EXTRACTED RECORDS ▸
○ ○ ○ ○ ○ ○ ○

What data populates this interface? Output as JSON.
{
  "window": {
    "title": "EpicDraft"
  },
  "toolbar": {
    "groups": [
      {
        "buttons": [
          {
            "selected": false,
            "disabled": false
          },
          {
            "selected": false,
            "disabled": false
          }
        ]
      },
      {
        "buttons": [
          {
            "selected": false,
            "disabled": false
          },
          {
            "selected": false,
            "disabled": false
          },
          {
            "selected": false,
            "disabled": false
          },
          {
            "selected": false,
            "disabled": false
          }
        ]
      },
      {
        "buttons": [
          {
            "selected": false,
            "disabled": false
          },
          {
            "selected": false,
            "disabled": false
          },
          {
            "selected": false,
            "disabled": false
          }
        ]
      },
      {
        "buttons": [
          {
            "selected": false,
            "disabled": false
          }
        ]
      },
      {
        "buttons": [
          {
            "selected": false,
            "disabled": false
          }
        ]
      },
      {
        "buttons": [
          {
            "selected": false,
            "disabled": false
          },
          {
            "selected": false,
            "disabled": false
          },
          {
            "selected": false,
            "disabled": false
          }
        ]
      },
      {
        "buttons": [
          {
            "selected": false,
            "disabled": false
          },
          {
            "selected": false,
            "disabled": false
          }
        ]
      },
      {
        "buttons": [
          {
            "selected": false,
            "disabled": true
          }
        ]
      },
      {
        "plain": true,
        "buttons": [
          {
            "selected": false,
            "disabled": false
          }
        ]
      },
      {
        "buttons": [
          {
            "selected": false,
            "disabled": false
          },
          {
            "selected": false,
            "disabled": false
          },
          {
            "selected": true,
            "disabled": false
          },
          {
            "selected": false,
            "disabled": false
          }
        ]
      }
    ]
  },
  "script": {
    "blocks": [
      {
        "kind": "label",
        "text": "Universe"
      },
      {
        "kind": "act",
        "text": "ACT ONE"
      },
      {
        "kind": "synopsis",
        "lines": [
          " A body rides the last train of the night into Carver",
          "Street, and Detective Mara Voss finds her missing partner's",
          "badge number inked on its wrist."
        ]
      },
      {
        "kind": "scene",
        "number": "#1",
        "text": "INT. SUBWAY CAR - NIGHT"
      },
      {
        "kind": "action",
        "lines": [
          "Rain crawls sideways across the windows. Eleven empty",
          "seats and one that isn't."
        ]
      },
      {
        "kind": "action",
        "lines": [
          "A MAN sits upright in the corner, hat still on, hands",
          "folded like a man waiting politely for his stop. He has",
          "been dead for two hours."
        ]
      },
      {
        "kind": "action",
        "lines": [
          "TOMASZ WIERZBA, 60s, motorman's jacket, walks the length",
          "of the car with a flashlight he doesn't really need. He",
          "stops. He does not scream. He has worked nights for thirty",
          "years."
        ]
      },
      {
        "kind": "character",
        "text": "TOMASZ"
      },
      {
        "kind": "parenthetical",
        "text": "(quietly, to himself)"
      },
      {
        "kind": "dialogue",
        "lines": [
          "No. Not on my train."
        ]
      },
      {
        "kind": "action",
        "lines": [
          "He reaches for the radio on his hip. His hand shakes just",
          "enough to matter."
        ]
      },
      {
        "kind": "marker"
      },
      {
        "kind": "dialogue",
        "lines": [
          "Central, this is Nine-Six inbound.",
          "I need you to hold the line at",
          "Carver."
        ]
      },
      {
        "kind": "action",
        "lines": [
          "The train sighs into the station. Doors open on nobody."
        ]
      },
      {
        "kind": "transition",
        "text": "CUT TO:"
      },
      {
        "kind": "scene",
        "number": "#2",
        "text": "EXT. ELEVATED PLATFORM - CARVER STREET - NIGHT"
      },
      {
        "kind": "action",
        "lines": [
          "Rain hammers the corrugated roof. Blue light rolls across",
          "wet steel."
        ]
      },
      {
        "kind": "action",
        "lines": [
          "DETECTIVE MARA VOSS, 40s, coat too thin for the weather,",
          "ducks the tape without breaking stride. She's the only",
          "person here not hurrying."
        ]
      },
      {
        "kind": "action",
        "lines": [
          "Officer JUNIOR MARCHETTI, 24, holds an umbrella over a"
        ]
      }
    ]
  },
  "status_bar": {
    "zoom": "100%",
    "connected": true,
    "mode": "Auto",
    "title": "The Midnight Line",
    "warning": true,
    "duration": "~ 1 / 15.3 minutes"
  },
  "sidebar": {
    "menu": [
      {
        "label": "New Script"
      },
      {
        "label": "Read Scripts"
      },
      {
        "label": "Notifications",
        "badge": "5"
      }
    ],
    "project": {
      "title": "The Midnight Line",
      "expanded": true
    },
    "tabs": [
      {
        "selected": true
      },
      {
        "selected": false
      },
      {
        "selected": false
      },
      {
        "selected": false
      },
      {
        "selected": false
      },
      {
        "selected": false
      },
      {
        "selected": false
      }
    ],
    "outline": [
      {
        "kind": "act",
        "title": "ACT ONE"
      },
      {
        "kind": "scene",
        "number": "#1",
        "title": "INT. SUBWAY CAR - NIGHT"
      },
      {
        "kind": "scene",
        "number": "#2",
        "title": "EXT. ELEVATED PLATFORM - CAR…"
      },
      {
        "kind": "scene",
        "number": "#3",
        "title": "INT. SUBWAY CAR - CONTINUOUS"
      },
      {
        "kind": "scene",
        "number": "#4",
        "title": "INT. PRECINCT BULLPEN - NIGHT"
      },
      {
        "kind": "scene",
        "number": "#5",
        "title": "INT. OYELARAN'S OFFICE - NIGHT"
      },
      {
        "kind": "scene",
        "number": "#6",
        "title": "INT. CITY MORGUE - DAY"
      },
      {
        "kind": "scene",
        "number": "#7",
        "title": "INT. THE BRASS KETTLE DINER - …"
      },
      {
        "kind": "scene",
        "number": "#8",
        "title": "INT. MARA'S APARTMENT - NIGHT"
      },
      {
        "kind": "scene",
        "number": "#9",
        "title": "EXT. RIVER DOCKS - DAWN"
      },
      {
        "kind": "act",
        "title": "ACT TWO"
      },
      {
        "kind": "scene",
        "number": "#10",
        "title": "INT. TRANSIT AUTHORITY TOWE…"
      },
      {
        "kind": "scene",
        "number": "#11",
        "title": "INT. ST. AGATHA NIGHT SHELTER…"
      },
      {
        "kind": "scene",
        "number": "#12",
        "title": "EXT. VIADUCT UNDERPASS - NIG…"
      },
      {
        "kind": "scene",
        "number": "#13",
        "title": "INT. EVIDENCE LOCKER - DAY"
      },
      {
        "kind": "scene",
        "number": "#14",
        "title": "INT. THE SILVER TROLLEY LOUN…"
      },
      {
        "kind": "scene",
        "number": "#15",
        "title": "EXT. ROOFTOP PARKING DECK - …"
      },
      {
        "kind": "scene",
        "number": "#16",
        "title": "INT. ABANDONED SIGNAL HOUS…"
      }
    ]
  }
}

○ ○ ○ ○ ○ ○ ○

GIVEN INSTRUCTION ▸ Take the lines above and retype all of them exactly.

EXERCISE OUTPUT ▸
What data populates this interface? Output as JSON.
{
  "window": {
    "title": "EpicDraft"
  },
  "toolbar": {
    "groups": [
      {
        "buttons": [
          {
            "selected": false,
            "disabled": false
          },
          {
            "selected": false,
            "disabled": false
          }
        ]
      },
      {
        "buttons": [
          {
            "selected": false,
            "disabled": false
          },
          {
            "selected": false,
            "disabled": false
          },
          {
            "selected": false,
            "disabled": false
          },
          {
            "selected": false,
            "disabled": false
          }
        ]
      },
      {
        "buttons": [
          {
            "selected": false,
            "disabled": false
          },
          {
            "selected": false,
            "disabled": false
          },
          {
            "selected": false,
            "disabled": false
          }
        ]
      },
      {
        "buttons": [
          {
            "selected": false,
            "disabled": false
          }
        ]
      },
      {
        "buttons": [
          {
            "selected": false,
            "disabled": false
          }
        ]
      },
      {
        "buttons": [
          {
            "selected": false,
            "disabled": false
          },
          {
            "selected": false,
            "disabled": false
          },
          {
            "selected": false,
            "disabled": false
          }
        ]
      },
      {
        "buttons": [
          {
            "selected": false,
            "disabled": false
          },
          {
            "selected": false,
            "disabled": false
          }
        ]
      },
      {
        "buttons": [
          {
            "selected": false,
            "disabled": true
          }
        ]
      },
      {
        "plain": true,
        "buttons": [
          {
            "selected": false,
            "disabled": false
          }
        ]
      },
      {
        "buttons": [
          {
            "selected": false,
            "disabled": false
          },
          {
            "selected": false,
            "disabled": false
          },
          {
            "selected": true,
            "disabled": false
          },
          {
            "selected": false,
            "disabled": false
          }
        ]
      }
    ]
  },
  "script": {
    "blocks": [
      {
        "kind": "label",
        "text": "Universe"
      },
      {
        "kind": "act",
        "text": "ACT ONE"
      },
      {
        "kind": "synopsis",
        "lines": [
          " A body rides the last train of the night into Carver",
          "Street, and Detective Mara Voss finds her missing partner's",
          "badge number inked on its wrist."
        ]
      },
      {
        "kind": "scene",
        "number": "#1",
        "text": "INT. SUBWAY CAR - NIGHT"
      },
      {
        "kind": "action",
        "lines": [
          "Rain crawls sideways across the windows. Eleven empty",
          "seats and one that isn't."
        ]
      },
      {
        "kind": "action",
        "lines": [
          "A MAN sits upright in the corner, hat still on, hands",
          "folded like a man waiting politely for his stop. He has",
          "been dead for two hours."
        ]
      },
      {
        "kind": "action",
        "lines": [
          "TOMASZ WIERZBA, 60s, motorman's jacket, walks the length",
          "of the car with a flashlight he doesn't really need. He",
          "stops. He does not scream. He has worked nights for thirty",
          "years."
        ]
      },
      {
        "kind": "character",
        "text": "TOMASZ"
      },
      {
        "kind": "parenthetical",
        "text": "(quietly, to himself)"
      },
      {
        "kind": "dialogue",
        "lines": [
          "No. Not on my train."
        ]
      },
      {
        "kind": "action",
        "lines": [
          "He reaches for the radio on his hip. His hand shakes just",
          "enough to matter."
        ]
      },
      {
        "kind": "marker"
      },
      {
        "kind": "dialogue",
        "lines": [
          "Central, this is Nine-Six inbound.",
          "I need you to hold the line at",
          "Carver."
        ]
      },
      {
        "kind": "action",
        "lines": [
          "The train sighs into the station. Doors open on nobody."
        ]
      },
      {
        "kind": "transition",
        "text": "CUT TO:"
      },
      {
        "kind": "scene",
        "number": "#2",
        "text": "EXT. ELEVATED PLATFORM - CARVER STREET - NIGHT"
      },
      {
        "kind": "action",
        "lines": [
          "Rain hammers the corrugated roof. Blue light rolls across",
          "wet steel."
        ]
      },
      {
        "kind": "action",
        "lines": [
          "DETECTIVE MARA VOSS, 40s, coat too thin for the weather,",
          "ducks the tape without breaking stride. She's the only",
          "person here not hurrying."
        ]
      },
      {
        "kind": "action",
        "lines": [
          "Officer JUNIOR MARCHETTI, 24, holds an umbrella over a"
        ]
      }
    ]
  },
  "status_bar": {
    "zoom": "100%",
    "connected": true,
    "mode": "Auto",
    "title": "The Midnight Line",
    "warning": true,
    "duration": "~ 1 / 15.3 minutes"
  },
  "sidebar": {
    "menu": [
      {
        "label": "New Script"
      },
      {
        "label": "Read Scripts"
      },
      {
        "label": "Notifications",
        "badge": "5"
      }
    ],
    "project": {
      "title": "The Midnight Line",
      "expanded": true
    },
    "tabs": [
      {
        "selected": true
      },
      {
        "selected": false
      },
      {
        "selected": false
      },
      {
        "selected": false
      },
      {
        "selected": false
      },
      {
        "selected": false
      },
      {
        "selected": false
      }
    ],
    "outline": [
      {
        "kind": "act",
        "title": "ACT ONE"
      },
      {
        "kind": "scene",
        "number": "#1",
        "title": "INT. SUBWAY CAR - NIGHT"
      },
      {
        "kind": "scene",
        "number": "#2",
        "title": "EXT. ELEVATED PLATFORM - CAR…"
      },
      {
        "kind": "scene",
        "number": "#3",
        "title": "INT. SUBWAY CAR - CONTINUOUS"
      },
      {
        "kind": "scene",
        "number": "#4",
        "title": "INT. PRECINCT BULLPEN - NIGHT"
      },
      {
        "kind": "scene",
        "number": "#5",
        "title": "INT. OYELARAN'S OFFICE - NIGHT"
      },
      {
        "kind": "scene",
        "number": "#6",
        "title": "INT. CITY MORGUE - DAY"
      },
      {
        "kind": "scene",
        "number": "#7",
        "title": "INT. THE BRASS KETTLE DINER - …"
      },
      {
        "kind": "scene",
        "number": "#8",
        "title": "INT. MARA'S APARTMENT - NIGHT"
      },
      {
        "kind": "scene",
        "number": "#9",
        "title": "EXT. RIVER DOCKS - DAWN"
      },
      {
        "kind": "act",
        "title": "ACT TWO"
      },
      {
        "kind": "scene",
        "number": "#10",
        "title": "INT. TRANSIT AUTHORITY TOWE…"
      },
      {
        "kind": "scene",
        "number": "#11",
        "title": "INT. ST. AGATHA NIGHT SHELTER…"
      },
      {
        "kind": "scene",
        "number": "#12",
        "title": "EXT. VIADUCT UNDERPASS - NIG…"
      },
      {
        "kind": "scene",
        "number": "#13",
        "title": "INT. EVIDENCE LOCKER - DAY"
      },
      {
        "kind": "scene",
        "number": "#14",
        "title": "INT. THE SILVER TROLLEY LOUN…"
      },
      {
        "kind": "scene",
        "number": "#15",
        "title": "EXT. ROOFTOP PARKING DECK - …"
      },
      {
        "kind": "scene",
        "number": "#16",
        "title": "INT. ABANDONED SIGNAL HOUS…"
      }
    ]
  }
}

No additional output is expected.